-- BEGIN Extracted data --
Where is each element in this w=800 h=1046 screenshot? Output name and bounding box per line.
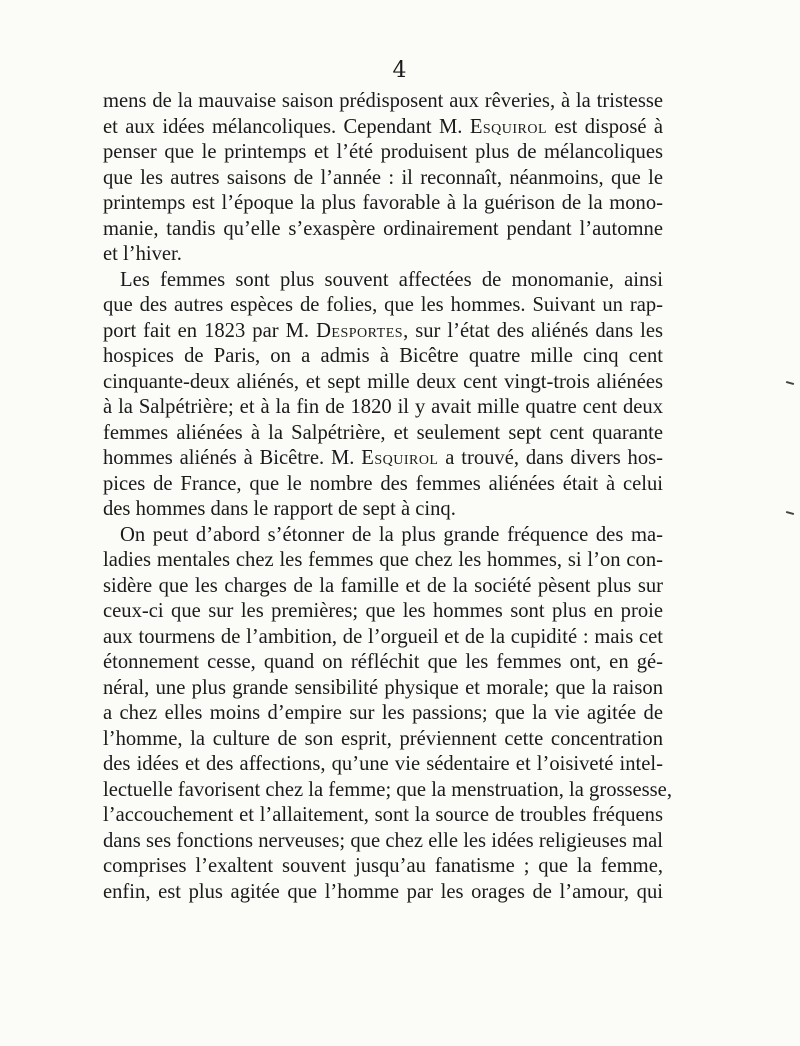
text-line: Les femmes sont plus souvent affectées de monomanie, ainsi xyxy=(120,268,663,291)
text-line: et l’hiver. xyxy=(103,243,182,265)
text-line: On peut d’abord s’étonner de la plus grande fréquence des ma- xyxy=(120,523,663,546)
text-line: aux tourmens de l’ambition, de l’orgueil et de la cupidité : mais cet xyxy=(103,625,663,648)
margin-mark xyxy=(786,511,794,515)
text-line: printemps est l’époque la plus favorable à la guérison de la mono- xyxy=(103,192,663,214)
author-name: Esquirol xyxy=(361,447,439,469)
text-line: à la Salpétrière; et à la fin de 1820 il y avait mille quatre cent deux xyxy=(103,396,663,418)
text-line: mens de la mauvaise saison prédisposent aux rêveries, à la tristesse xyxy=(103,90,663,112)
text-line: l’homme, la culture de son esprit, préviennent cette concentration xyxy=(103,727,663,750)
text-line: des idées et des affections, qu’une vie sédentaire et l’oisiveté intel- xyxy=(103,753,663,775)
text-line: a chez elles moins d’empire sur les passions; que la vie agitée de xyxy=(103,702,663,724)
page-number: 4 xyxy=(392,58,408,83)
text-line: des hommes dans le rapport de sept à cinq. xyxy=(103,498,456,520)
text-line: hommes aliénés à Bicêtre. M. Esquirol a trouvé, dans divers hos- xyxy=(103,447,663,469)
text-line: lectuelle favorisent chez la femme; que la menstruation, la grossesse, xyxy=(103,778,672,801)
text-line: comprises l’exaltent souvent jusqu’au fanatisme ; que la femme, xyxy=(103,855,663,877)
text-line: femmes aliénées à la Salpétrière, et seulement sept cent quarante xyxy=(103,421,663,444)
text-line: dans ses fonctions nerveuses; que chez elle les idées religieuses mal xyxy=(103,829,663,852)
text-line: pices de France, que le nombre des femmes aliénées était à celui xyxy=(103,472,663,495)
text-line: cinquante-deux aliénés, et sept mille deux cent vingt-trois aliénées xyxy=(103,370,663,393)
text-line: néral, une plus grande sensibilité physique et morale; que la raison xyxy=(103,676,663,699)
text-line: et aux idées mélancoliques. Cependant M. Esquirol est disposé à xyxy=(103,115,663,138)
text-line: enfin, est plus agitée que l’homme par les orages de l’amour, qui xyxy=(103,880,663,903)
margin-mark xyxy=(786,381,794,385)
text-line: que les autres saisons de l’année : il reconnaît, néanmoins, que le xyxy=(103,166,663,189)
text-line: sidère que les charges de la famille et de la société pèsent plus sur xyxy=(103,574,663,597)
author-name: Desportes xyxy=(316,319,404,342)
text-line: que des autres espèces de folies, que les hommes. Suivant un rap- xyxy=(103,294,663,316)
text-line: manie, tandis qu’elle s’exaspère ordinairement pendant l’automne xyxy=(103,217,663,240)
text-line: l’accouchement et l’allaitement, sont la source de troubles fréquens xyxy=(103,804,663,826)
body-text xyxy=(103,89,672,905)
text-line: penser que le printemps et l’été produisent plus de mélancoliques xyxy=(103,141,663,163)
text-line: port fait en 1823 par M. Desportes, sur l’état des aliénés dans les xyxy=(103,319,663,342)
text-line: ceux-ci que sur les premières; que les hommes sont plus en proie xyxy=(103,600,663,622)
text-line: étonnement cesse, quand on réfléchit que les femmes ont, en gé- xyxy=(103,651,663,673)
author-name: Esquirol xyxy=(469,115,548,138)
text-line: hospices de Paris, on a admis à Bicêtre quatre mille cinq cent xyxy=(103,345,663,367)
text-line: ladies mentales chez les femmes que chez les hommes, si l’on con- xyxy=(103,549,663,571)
-- END Extracted data --
-- BEGIN Extracted data --
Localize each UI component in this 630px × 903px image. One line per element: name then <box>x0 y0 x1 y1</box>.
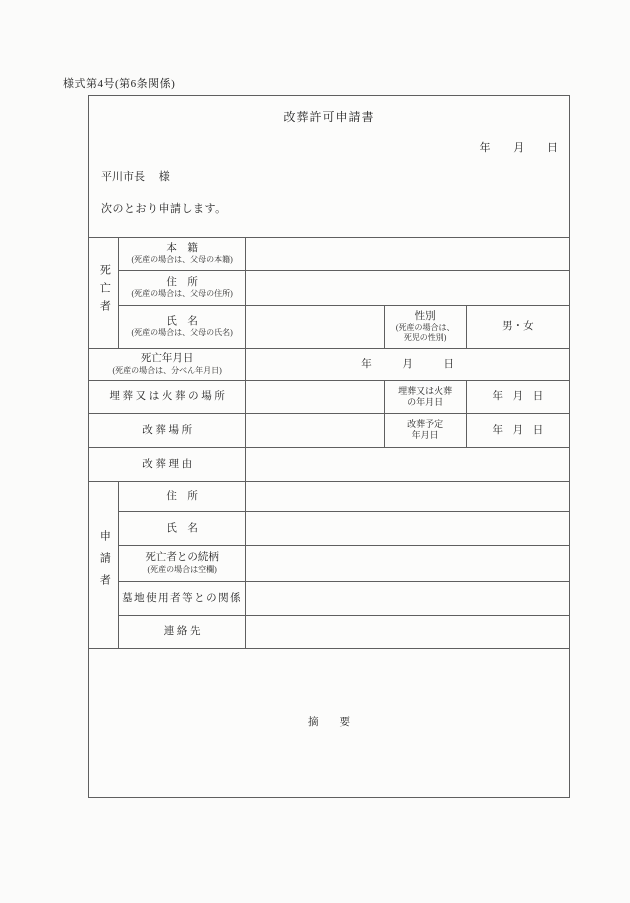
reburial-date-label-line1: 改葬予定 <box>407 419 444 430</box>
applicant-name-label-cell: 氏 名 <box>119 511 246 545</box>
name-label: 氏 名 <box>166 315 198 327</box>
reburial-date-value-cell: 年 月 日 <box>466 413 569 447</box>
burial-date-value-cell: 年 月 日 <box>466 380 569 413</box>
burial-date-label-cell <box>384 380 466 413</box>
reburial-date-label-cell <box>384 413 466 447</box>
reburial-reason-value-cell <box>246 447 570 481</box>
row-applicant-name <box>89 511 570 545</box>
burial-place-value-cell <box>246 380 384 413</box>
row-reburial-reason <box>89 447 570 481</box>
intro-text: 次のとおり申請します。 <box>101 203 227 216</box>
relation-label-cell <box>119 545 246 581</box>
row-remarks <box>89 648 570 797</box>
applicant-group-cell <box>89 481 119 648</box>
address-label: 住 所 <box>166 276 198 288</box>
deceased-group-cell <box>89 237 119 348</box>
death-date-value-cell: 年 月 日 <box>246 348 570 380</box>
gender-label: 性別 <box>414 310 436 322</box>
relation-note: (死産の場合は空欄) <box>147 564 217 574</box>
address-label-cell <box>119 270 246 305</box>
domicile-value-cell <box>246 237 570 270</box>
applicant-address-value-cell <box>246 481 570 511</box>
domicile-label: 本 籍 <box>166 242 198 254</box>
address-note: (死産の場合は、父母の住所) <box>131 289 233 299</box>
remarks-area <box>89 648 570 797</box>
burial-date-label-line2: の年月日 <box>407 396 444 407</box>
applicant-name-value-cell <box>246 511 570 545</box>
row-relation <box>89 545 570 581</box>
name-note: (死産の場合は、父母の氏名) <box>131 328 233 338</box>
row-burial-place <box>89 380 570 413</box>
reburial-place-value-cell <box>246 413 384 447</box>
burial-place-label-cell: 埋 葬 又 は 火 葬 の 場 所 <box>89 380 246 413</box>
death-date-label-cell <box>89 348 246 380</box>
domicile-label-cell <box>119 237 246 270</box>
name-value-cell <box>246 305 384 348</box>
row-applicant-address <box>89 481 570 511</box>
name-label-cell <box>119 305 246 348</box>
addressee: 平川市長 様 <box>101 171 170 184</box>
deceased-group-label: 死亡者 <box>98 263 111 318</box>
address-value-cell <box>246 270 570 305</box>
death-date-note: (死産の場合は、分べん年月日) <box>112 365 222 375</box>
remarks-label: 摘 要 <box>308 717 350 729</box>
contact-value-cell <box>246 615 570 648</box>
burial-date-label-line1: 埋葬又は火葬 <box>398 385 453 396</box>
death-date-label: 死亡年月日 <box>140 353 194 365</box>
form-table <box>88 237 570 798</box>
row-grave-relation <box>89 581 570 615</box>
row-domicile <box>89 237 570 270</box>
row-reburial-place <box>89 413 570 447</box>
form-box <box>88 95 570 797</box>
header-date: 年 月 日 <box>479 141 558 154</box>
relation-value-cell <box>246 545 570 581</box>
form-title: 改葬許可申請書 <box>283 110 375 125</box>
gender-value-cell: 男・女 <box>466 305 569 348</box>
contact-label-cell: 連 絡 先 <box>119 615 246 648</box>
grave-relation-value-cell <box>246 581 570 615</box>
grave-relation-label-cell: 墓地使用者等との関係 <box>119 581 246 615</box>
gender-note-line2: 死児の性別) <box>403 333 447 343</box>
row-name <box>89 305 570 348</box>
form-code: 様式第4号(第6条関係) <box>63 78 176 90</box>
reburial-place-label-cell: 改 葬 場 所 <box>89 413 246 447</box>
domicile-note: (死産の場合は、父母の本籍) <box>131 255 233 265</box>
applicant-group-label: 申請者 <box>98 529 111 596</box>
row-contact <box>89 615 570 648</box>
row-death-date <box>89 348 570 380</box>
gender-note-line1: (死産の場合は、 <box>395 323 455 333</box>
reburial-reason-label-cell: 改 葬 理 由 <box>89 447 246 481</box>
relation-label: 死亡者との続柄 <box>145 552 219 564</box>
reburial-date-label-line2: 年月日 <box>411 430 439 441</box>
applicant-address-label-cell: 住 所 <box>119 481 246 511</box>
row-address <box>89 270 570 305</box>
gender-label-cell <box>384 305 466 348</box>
-- END Extracted data --
_Aim:_
Reproduce verbatim the lines of the data that begin with the line containing "reburial-date-label-line1: 改葬予定 <box>407" and end with the line containing "row-reburial-reason <box>89 447 570 481</box>", including both of those lines.

_Output below:_
reburial-date-label-line1: 改葬予定 <box>407 419 444 430</box>
applicant-name-label-cell: 氏 名 <box>119 511 246 545</box>
name-label: 氏 名 <box>166 315 198 327</box>
reburial-date-value-cell: 年 月 日 <box>466 413 569 447</box>
burial-date-value-cell: 年 月 日 <box>466 380 569 413</box>
burial-date-label-cell <box>384 380 466 413</box>
reburial-date-label-cell <box>384 413 466 447</box>
reburial-reason-value-cell <box>246 447 570 481</box>
row-applicant-name <box>89 511 570 545</box>
burial-place-value-cell <box>246 380 384 413</box>
row-reburial-reason <box>89 447 570 481</box>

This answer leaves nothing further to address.